Exercise task:
Output the material below in its entirety, exactly as given.

Extracted information:
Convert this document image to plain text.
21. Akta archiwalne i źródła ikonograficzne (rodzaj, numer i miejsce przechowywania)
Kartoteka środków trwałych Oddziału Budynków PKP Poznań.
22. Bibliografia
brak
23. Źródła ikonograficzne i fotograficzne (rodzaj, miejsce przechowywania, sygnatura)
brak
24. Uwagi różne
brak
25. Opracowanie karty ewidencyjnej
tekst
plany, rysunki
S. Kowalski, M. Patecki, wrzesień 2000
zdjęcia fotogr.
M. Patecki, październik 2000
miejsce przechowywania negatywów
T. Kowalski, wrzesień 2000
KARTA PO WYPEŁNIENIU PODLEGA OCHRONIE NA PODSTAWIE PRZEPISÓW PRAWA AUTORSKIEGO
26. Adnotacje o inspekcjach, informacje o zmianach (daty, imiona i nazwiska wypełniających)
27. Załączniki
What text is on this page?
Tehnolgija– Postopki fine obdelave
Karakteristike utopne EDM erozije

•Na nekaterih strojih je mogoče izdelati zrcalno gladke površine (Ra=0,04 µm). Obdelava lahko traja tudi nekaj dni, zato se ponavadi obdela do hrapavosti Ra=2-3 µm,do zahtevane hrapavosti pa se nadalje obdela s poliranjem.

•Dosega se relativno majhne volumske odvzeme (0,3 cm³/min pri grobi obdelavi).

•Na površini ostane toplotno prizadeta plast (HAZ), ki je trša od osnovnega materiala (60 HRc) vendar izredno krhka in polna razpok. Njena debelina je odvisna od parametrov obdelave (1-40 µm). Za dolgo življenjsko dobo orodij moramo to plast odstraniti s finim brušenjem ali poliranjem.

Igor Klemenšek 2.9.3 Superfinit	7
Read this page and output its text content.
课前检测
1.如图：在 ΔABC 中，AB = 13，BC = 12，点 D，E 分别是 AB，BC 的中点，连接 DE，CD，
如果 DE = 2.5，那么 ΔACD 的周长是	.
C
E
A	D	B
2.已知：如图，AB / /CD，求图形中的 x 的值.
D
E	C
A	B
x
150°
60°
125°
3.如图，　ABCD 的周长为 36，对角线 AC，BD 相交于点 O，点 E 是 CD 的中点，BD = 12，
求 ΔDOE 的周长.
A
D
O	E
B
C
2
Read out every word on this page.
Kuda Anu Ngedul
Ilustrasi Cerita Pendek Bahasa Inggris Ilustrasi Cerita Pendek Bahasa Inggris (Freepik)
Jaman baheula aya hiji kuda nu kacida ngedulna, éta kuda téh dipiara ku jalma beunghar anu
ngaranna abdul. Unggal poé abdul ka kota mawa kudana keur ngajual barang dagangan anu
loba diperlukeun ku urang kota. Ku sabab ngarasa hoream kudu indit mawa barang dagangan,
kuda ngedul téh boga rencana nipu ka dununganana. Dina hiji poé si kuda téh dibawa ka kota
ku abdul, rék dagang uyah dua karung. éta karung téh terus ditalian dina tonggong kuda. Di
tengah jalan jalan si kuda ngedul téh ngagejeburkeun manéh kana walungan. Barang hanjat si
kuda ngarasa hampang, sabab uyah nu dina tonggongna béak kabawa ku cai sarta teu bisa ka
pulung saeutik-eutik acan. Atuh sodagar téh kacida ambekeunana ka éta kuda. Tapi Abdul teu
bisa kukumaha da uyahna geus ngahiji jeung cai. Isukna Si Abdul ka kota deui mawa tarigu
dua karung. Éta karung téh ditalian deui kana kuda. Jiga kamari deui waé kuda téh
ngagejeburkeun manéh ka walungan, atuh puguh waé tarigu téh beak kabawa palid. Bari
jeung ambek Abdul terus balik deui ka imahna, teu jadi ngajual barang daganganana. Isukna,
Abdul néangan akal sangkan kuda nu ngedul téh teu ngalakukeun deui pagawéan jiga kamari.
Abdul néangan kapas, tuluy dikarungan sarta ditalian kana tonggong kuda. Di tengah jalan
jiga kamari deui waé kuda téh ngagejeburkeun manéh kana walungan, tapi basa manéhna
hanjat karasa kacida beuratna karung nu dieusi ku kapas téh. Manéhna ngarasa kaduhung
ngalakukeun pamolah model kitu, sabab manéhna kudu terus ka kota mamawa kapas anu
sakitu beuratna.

Solution to this problem:
Convert this document image to plain text.
21. Akta archiwalne i źródła ikonograficzne (rodzaj, numer i miejsce przechowywania)
Kartoteka środków trwałych Oddziału Budynków PKP Poznań.
22. Bibliografia
brak
23. Źródła ikonograficzne i fotograficzne (rodzaj, miejsce przechowywania, sygnatura)
brak
24. Uwagi różne
brak
25. Opracowanie karty ewidencyjnej
tekst
plany, rysunki
S. Kowalski, M. Patecki, wrzesień 2000
zdjęcia fotogr.
M. Patecki, październik 2000
miejsce przechowywania negatywów
T. Kowalski, wrzesień 2000
KARTA PO WYPEŁNIENIU PODLEGA OCHRONIE NA PODSTAWIE PRZEPISÓW PRAWA AUTORSKIEGO
26. Adnotacje o inspekcjach, informacje o zmianach (daty, imiona i nazwiska wypełniających)
27. Załączniki
What text is on this page?
Tehnolgija– Postopki fine obdelave
Karakteristike utopne EDM erozije

•Na nekaterih strojih je mogoče izdelati zrcalno gladke površine (Ra=0,04 µm). Obdelava lahko traja tudi nekaj dni, zato se ponavadi obdela do hrapavosti Ra=2-3 µm,do zahtevane hrapavosti pa se nadalje obdela s poliranjem.

•Dosega se relativno majhne volumske odvzeme (0,3 cm³/min pri grobi obdelavi).

•Na površini ostane toplotno prizadeta plast (HAZ), ki je trša od osnovnega materiala (60 HRc) vendar izredno krhka in polna razpok. Njena debelina je odvisna od parametrov obdelave (1-40 µm). Za dolgo življenjsko dobo orodij moramo to plast odstraniti s finim brušenjem ali poliranjem.

Igor Klemenšek 2.9.3 Superfinit	7
Read this page and output its text content.
课前检测
1.如图：在 ΔABC 中，AB = 13，BC = 12，点 D，E 分别是 AB，BC 的中点，连接 DE，CD，
如果 DE = 2.5，那么 ΔACD 的周长是	.
C
E
A	D	B
2.已知：如图，AB / /CD，求图形中的 x 的值.
D
E	C
A	B
x
150°
60°
125°
3.如图，　ABCD 的周长为 36，对角线 AC，BD 相交于点 O，点 E 是 CD 的中点，BD = 12，
求 ΔDOE 的周长.
A
D
O	E
B
C
2
Read out every word on this page.
Kuda Anu Ngedul
Ilustrasi Cerita Pendek Bahasa Inggris Ilustrasi Cerita Pendek Bahasa Inggris (Freepik)
Jaman baheula aya hiji kuda nu kacida ngedulna, éta kuda téh dipiara ku jalma beunghar anu
ngaranna abdul. Unggal poé abdul ka kota mawa kudana keur ngajual barang dagangan anu
loba diperlukeun ku urang kota. Ku sabab ngarasa hoream kudu indit mawa barang dagangan,
kuda ngedul téh boga rencana nipu ka dununganana. Dina hiji poé si kuda téh dibawa ka kota
ku abdul, rék dagang uyah dua karung. éta karung téh terus ditalian dina tonggong kuda. Di
tengah jalan jalan si kuda ngedul téh ngagejeburkeun manéh kana walungan. Barang hanjat si
kuda ngarasa hampang, sabab uyah nu dina tonggongna béak kabawa ku cai sarta teu bisa ka
pulung saeutik-eutik acan. Atuh sodagar téh kacida ambekeunana ka éta kuda. Tapi Abdul teu
bisa kukumaha da uyahna geus ngahiji jeung cai. Isukna Si Abdul ka kota deui mawa tarigu
dua karung. Éta karung téh ditalian deui kana kuda. Jiga kamari deui waé kuda téh
ngagejeburkeun manéh ka walungan, atuh puguh waé tarigu téh beak kabawa palid. Bari
jeung ambek Abdul terus balik deui ka imahna, teu jadi ngajual barang daganganana. Isukna,
Abdul néangan akal sangkan kuda nu ngedul téh teu ngalakukeun deui pagawéan jiga kamari.
Abdul néangan kapas, tuluy dikarungan sarta ditalian kana tonggong kuda. Di tengah jalan
jiga kamari deui waé kuda téh ngagejeburkeun manéh kana walungan, tapi basa manéhna
hanjat karasa kacida beuratna karung nu dieusi ku kapas téh. Manéhna ngarasa kaduhung
ngalakukeun pamolah model kitu, sabab manéhna kudu terus ka kota mamawa kapas anu
sakitu beuratna.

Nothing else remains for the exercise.